WHAT THE TASK REQUIRES.
Check each line of the listing, and copy it if it contains the word "title".

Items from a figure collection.
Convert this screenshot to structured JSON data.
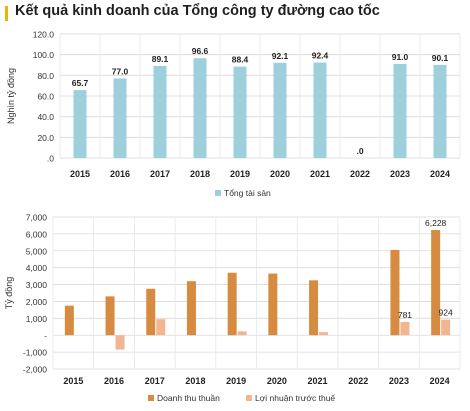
{
  "header": {
    "title": "Kết quả kinh doanh của Tổng công ty đường cao tốc"
  },
  "colors": {
    "accent": "#f0b400",
    "total_assets": "#9ecfdc",
    "revenue": "#d68b41",
    "pretax_profit": "#f2b591"
  },
  "chart_data": [
    {
      "type": "bar",
      "categories": [
        "2015",
        "2016",
        "2017",
        "2018",
        "2019",
        "2020",
        "2021",
        "2022",
        "2023",
        "2024"
      ],
      "series": [
        {
          "name": "Tổng tài sản",
          "values": [
            65.7,
            77.0,
            89.1,
            96.6,
            88.4,
            92.1,
            92.4,
            0,
            91.0,
            90.1
          ],
          "labels": [
            "65.7",
            "77.0",
            "89.1",
            "96.6",
            "88.4",
            "92.1",
            "92.4",
            ".0",
            "91.0",
            "90.1"
          ]
        }
      ],
      "ylabel": "Nghìn tỷ đồng",
      "ylim": [
        0,
        120
      ],
      "yticks": [
        0,
        20,
        40,
        60,
        80,
        100,
        120
      ],
      "ytick_labels": [
        ".0",
        "20.0",
        "40.0",
        "60.0",
        "80.0",
        "100.0",
        "120.0"
      ],
      "grid": true,
      "legend": "bottom"
    },
    {
      "type": "bar",
      "categories": [
        "2015",
        "2016",
        "2017",
        "2018",
        "2019",
        "2020",
        "2021",
        "2022",
        "2023",
        "2024"
      ],
      "series": [
        {
          "name": "Doanh thu thuần",
          "values": [
            1750,
            2300,
            2750,
            3200,
            3700,
            3650,
            3250,
            0,
            5050,
            6228
          ],
          "labels": [
            "",
            "",
            "",
            "",
            "",
            "",
            "",
            "",
            "",
            "6,228"
          ]
        },
        {
          "name": "Lợi nhuận trước thuế",
          "values": [
            0,
            -850,
            950,
            0,
            230,
            0,
            180,
            0,
            781,
            924
          ],
          "labels": [
            "",
            "",
            "",
            "",
            "",
            "",
            "",
            "",
            "781",
            "924"
          ]
        }
      ],
      "ylabel": "Tỷ đồng",
      "ylim": [
        -2000,
        7000
      ],
      "yticks": [
        -2000,
        -1000,
        0,
        1000,
        2000,
        3000,
        4000,
        5000,
        6000,
        7000
      ],
      "ytick_labels": [
        "-2,000",
        "-1,000",
        "-",
        "1,000",
        "2,000",
        "3,000",
        "4,000",
        "5,000",
        "6,000",
        "7,000"
      ],
      "grid": true,
      "legend": "bottom"
    }
  ]
}
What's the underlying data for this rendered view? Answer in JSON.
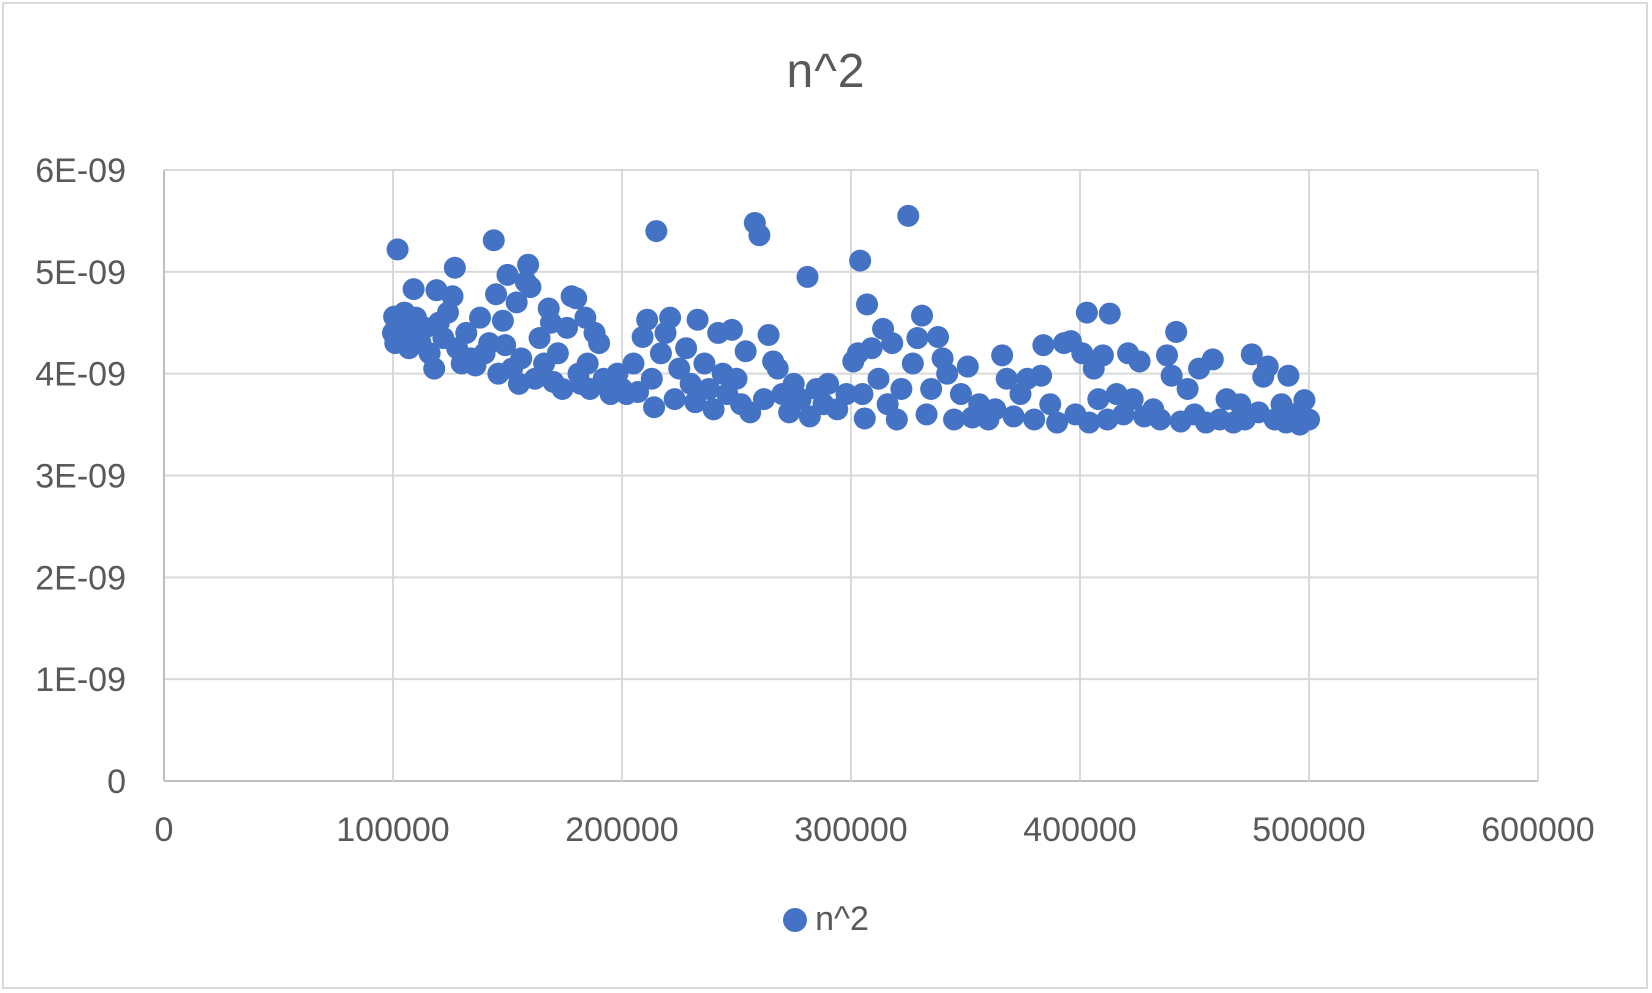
{
  "chart_data": {
    "type": "scatter",
    "title": "n^2",
    "xlabel": "",
    "ylabel": "",
    "xlim": [
      0,
      600000
    ],
    "ylim": [
      0,
      6e-09
    ],
    "x_ticks": [
      "0",
      "100000",
      "200000",
      "300000",
      "400000",
      "500000",
      "600000"
    ],
    "y_ticks": [
      "0",
      "1E-09",
      "2E-09",
      "3E-09",
      "4E-09",
      "5E-09",
      "6E-09"
    ],
    "grid": true,
    "legend": "bottom",
    "color": "#4472C4",
    "series": [
      {
        "name": "n^2",
        "points": [
          [
            100000,
            4.4e-09
          ],
          [
            100500,
            4.56e-09
          ],
          [
            101000,
            4.3e-09
          ],
          [
            102000,
            5.22e-09
          ],
          [
            103000,
            4.45e-09
          ],
          [
            104000,
            4.35e-09
          ],
          [
            105000,
            4.6e-09
          ],
          [
            106000,
            4.5e-09
          ],
          [
            107000,
            4.25e-09
          ],
          [
            108000,
            4.4e-09
          ],
          [
            109000,
            4.83e-09
          ],
          [
            110000,
            4.55e-09
          ],
          [
            112000,
            4.3e-09
          ],
          [
            114000,
            4.45e-09
          ],
          [
            116000,
            4.2e-09
          ],
          [
            118000,
            4.05e-09
          ],
          [
            119000,
            4.82e-09
          ],
          [
            120000,
            4.5e-09
          ],
          [
            122000,
            4.35e-09
          ],
          [
            124000,
            4.6e-09
          ],
          [
            126000,
            4.76e-09
          ],
          [
            127000,
            5.04e-09
          ],
          [
            128000,
            4.25e-09
          ],
          [
            130000,
            4.1e-09
          ],
          [
            132000,
            4.4e-09
          ],
          [
            134000,
            4.15e-09
          ],
          [
            136000,
            4.08e-09
          ],
          [
            138000,
            4.55e-09
          ],
          [
            140000,
            4.2e-09
          ],
          [
            142000,
            4.3e-09
          ],
          [
            144000,
            5.31e-09
          ],
          [
            145000,
            4.78e-09
          ],
          [
            146000,
            4e-09
          ],
          [
            148000,
            4.52e-09
          ],
          [
            149000,
            4.28e-09
          ],
          [
            150000,
            4.97e-09
          ],
          [
            152000,
            4.05e-09
          ],
          [
            154000,
            4.7e-09
          ],
          [
            155000,
            3.9e-09
          ],
          [
            156000,
            4.15e-09
          ],
          [
            158000,
            4.9e-09
          ],
          [
            159000,
            5.07e-09
          ],
          [
            160000,
            4.85e-09
          ],
          [
            162000,
            3.95e-09
          ],
          [
            164000,
            4.35e-09
          ],
          [
            166000,
            4.1e-09
          ],
          [
            168000,
            4.64e-09
          ],
          [
            169000,
            4.5e-09
          ],
          [
            170000,
            3.92e-09
          ],
          [
            172000,
            4.2e-09
          ],
          [
            174000,
            3.85e-09
          ],
          [
            176000,
            4.45e-09
          ],
          [
            178000,
            4.76e-09
          ],
          [
            180000,
            4.74e-09
          ],
          [
            181000,
            4e-09
          ],
          [
            182000,
            3.9e-09
          ],
          [
            184000,
            4.55e-09
          ],
          [
            185000,
            4.1e-09
          ],
          [
            186000,
            3.85e-09
          ],
          [
            188000,
            4.4e-09
          ],
          [
            190000,
            4.3e-09
          ],
          [
            192000,
            3.95e-09
          ],
          [
            195000,
            3.8e-09
          ],
          [
            198000,
            4e-09
          ],
          [
            200000,
            3.85e-09
          ],
          [
            202000,
            3.8e-09
          ],
          [
            205000,
            4.1e-09
          ],
          [
            207000,
            3.82e-09
          ],
          [
            209000,
            4.36e-09
          ],
          [
            211000,
            4.53e-09
          ],
          [
            213000,
            3.95e-09
          ],
          [
            214000,
            3.67e-09
          ],
          [
            215000,
            5.4e-09
          ],
          [
            217000,
            4.2e-09
          ],
          [
            219000,
            4.4e-09
          ],
          [
            221000,
            4.55e-09
          ],
          [
            223000,
            3.75e-09
          ],
          [
            225000,
            4.05e-09
          ],
          [
            228000,
            4.25e-09
          ],
          [
            230000,
            3.9e-09
          ],
          [
            232000,
            3.72e-09
          ],
          [
            233000,
            4.53e-09
          ],
          [
            236000,
            4.1e-09
          ],
          [
            238000,
            3.85e-09
          ],
          [
            240000,
            3.65e-09
          ],
          [
            242000,
            4.4e-09
          ],
          [
            244000,
            4e-09
          ],
          [
            246000,
            3.8e-09
          ],
          [
            248000,
            4.43e-09
          ],
          [
            250000,
            3.95e-09
          ],
          [
            252000,
            3.7e-09
          ],
          [
            254000,
            4.22e-09
          ],
          [
            256000,
            3.62e-09
          ],
          [
            258000,
            5.48e-09
          ],
          [
            260000,
            5.36e-09
          ],
          [
            262000,
            3.75e-09
          ],
          [
            264000,
            4.38e-09
          ],
          [
            266000,
            4.12e-09
          ],
          [
            268000,
            4.05e-09
          ],
          [
            270000,
            3.8e-09
          ],
          [
            273000,
            3.62e-09
          ],
          [
            275000,
            3.9e-09
          ],
          [
            278000,
            3.75e-09
          ],
          [
            281000,
            4.95e-09
          ],
          [
            282000,
            3.58e-09
          ],
          [
            285000,
            3.85e-09
          ],
          [
            288000,
            3.7e-09
          ],
          [
            290000,
            3.9e-09
          ],
          [
            294000,
            3.65e-09
          ],
          [
            298000,
            3.8e-09
          ],
          [
            301000,
            4.12e-09
          ],
          [
            303000,
            4.2e-09
          ],
          [
            304000,
            5.11e-09
          ],
          [
            305000,
            3.8e-09
          ],
          [
            306000,
            3.56e-09
          ],
          [
            307000,
            4.68e-09
          ],
          [
            309000,
            4.25e-09
          ],
          [
            312000,
            3.95e-09
          ],
          [
            314000,
            4.44e-09
          ],
          [
            316000,
            3.7e-09
          ],
          [
            318000,
            4.3e-09
          ],
          [
            320000,
            3.55e-09
          ],
          [
            322000,
            3.85e-09
          ],
          [
            325000,
            5.55e-09
          ],
          [
            327000,
            4.1e-09
          ],
          [
            329000,
            4.35e-09
          ],
          [
            331000,
            4.57e-09
          ],
          [
            333000,
            3.6e-09
          ],
          [
            335000,
            3.85e-09
          ],
          [
            338000,
            4.36e-09
          ],
          [
            340000,
            4.15e-09
          ],
          [
            342000,
            4e-09
          ],
          [
            345000,
            3.55e-09
          ],
          [
            348000,
            3.8e-09
          ],
          [
            351000,
            4.07e-09
          ],
          [
            353000,
            3.57e-09
          ],
          [
            356000,
            3.7e-09
          ],
          [
            360000,
            3.55e-09
          ],
          [
            363000,
            3.65e-09
          ],
          [
            366000,
            4.18e-09
          ],
          [
            368000,
            3.95e-09
          ],
          [
            371000,
            3.58e-09
          ],
          [
            374000,
            3.8e-09
          ],
          [
            377000,
            3.95e-09
          ],
          [
            380000,
            3.55e-09
          ],
          [
            383000,
            3.98e-09
          ],
          [
            384000,
            4.28e-09
          ],
          [
            387000,
            3.7e-09
          ],
          [
            390000,
            3.52e-09
          ],
          [
            393000,
            4.3e-09
          ],
          [
            396000,
            4.32e-09
          ],
          [
            398000,
            3.6e-09
          ],
          [
            401000,
            4.2e-09
          ],
          [
            403000,
            4.6e-09
          ],
          [
            404000,
            3.52e-09
          ],
          [
            406000,
            4.05e-09
          ],
          [
            408000,
            3.75e-09
          ],
          [
            410000,
            4.18e-09
          ],
          [
            412000,
            3.55e-09
          ],
          [
            413000,
            4.59e-09
          ],
          [
            416000,
            3.8e-09
          ],
          [
            419000,
            3.6e-09
          ],
          [
            421000,
            4.2e-09
          ],
          [
            423000,
            3.75e-09
          ],
          [
            426000,
            4.12e-09
          ],
          [
            428000,
            3.58e-09
          ],
          [
            432000,
            3.65e-09
          ],
          [
            435000,
            3.55e-09
          ],
          [
            438000,
            4.18e-09
          ],
          [
            440000,
            3.98e-09
          ],
          [
            442000,
            4.41e-09
          ],
          [
            444000,
            3.53e-09
          ],
          [
            447000,
            3.85e-09
          ],
          [
            450000,
            3.6e-09
          ],
          [
            452000,
            4.05e-09
          ],
          [
            455000,
            3.52e-09
          ],
          [
            458000,
            4.14e-09
          ],
          [
            461000,
            3.55e-09
          ],
          [
            464000,
            3.75e-09
          ],
          [
            467000,
            3.52e-09
          ],
          [
            470000,
            3.7e-09
          ],
          [
            472000,
            3.55e-09
          ],
          [
            475000,
            4.19e-09
          ],
          [
            478000,
            3.62e-09
          ],
          [
            480000,
            3.97e-09
          ],
          [
            482000,
            4.07e-09
          ],
          [
            485000,
            3.55e-09
          ],
          [
            488000,
            3.7e-09
          ],
          [
            490000,
            3.52e-09
          ],
          [
            491000,
            3.98e-09
          ],
          [
            493000,
            3.6e-09
          ],
          [
            496000,
            3.5e-09
          ],
          [
            498000,
            3.74e-09
          ],
          [
            500000,
            3.55e-09
          ]
        ]
      }
    ]
  }
}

EXPECTED OUTPUT.
    "title": "Kết quả kinh doanh của Tổng công ty đường cao tốc"
    "title": "n^2",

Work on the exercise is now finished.